----- Exercise inputs

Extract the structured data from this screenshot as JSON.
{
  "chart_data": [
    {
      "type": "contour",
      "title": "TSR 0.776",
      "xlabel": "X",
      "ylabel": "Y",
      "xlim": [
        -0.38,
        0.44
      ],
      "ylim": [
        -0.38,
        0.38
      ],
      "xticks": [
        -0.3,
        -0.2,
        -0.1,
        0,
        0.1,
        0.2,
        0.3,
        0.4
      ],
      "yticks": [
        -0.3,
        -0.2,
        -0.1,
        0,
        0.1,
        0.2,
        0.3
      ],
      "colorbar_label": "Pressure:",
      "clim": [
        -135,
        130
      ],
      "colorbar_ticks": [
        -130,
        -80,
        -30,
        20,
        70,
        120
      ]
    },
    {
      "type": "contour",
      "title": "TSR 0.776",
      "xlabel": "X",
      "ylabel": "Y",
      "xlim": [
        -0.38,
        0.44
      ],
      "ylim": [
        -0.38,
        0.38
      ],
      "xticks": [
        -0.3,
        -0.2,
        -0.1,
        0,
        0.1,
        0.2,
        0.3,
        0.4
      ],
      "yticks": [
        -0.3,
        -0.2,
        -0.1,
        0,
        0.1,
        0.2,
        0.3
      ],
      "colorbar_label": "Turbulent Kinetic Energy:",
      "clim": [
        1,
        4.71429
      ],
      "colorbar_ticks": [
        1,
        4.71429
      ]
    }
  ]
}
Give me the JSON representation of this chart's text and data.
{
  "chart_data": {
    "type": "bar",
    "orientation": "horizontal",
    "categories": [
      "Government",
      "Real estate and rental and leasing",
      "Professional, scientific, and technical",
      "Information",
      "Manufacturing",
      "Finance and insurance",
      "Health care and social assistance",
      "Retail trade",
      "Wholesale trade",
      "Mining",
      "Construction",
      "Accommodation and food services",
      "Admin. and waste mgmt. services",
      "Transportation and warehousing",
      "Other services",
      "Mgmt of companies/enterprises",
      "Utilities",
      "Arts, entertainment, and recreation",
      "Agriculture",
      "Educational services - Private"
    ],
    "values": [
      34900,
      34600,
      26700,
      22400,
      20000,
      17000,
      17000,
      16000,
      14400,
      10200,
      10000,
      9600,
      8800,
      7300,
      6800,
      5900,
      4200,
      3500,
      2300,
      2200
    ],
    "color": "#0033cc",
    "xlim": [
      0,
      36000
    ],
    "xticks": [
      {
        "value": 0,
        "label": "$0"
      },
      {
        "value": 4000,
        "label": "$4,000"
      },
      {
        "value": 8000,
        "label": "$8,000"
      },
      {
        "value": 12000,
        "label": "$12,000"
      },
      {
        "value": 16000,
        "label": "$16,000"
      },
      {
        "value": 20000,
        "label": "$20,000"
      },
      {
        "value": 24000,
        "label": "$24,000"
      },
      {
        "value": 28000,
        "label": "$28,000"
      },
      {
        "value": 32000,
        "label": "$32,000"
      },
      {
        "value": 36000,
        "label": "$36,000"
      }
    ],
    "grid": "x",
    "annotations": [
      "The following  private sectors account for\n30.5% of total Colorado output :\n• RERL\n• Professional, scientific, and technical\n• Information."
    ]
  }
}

----------

Give the number of lines in the records above that contain the word "JSON". Reply with that number alone.

■ Response below
2